Problem statement:
Extract the lines of the data from the beginning through the line containing "- x-tick-label: As1: [394, 489, 430, 504]", copying each one unchanged. Leave the pictures out of your answer.

Visual layout annotation data:
==========

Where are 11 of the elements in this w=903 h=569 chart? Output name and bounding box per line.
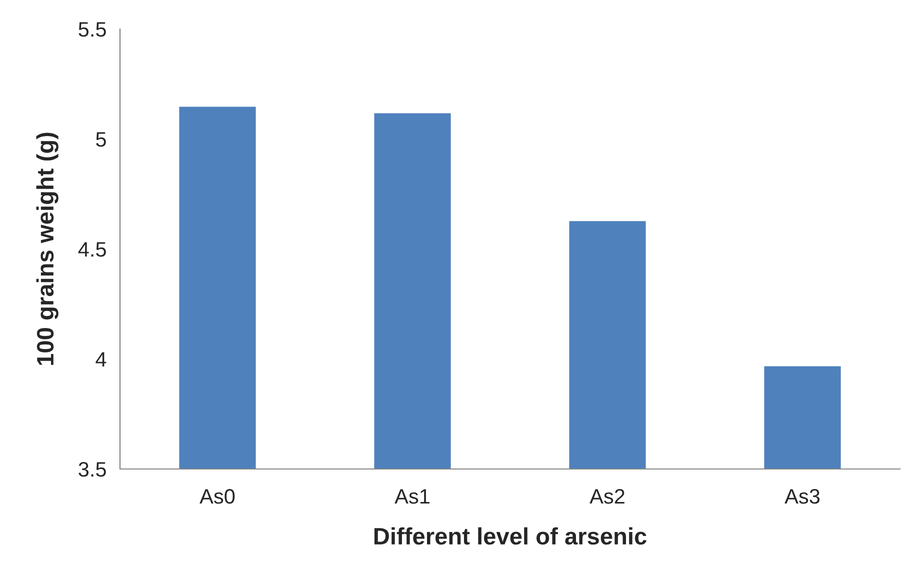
- x-tick-label: As2: [590, 488, 624, 504]
- y-tick-label: 3.5: [78, 462, 106, 477]
- y-axis-title: 100 grains weight (g): [36, 132, 58, 365]
- y-tick-label: 4: [96, 352, 106, 367]
- x-tick-label: As3: [784, 488, 820, 504]
- x-tick-label: As0: [200, 488, 235, 504]
- y-tick-label: 5: [96, 132, 106, 147]
- y-tick-label: 5.5: [78, 22, 106, 37]
- x-tick-label: As1: [394, 489, 430, 504]
- y-tick-label: 4.5: [78, 242, 106, 257]
- x-axis-title: Different level of arsenic: [374, 527, 646, 545]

==========

Solved problem:
Where are 11 of the elements in this w=903 h=569 chart? Output name and bounding box per line.
- x-tick-label: As2: [590, 488, 624, 504]
- y-tick-label: 3.5: [78, 462, 106, 477]
- y-axis-title: 100 grains weight (g): [36, 132, 58, 365]
- y-tick-label: 4: [96, 352, 106, 367]
- x-tick-label: As3: [784, 488, 820, 504]
- x-tick-label: As0: [200, 488, 235, 504]
- y-tick-label: 5: [96, 132, 106, 147]
- y-tick-label: 5.5: [78, 22, 106, 37]
- x-tick-label: As1: [394, 489, 430, 504]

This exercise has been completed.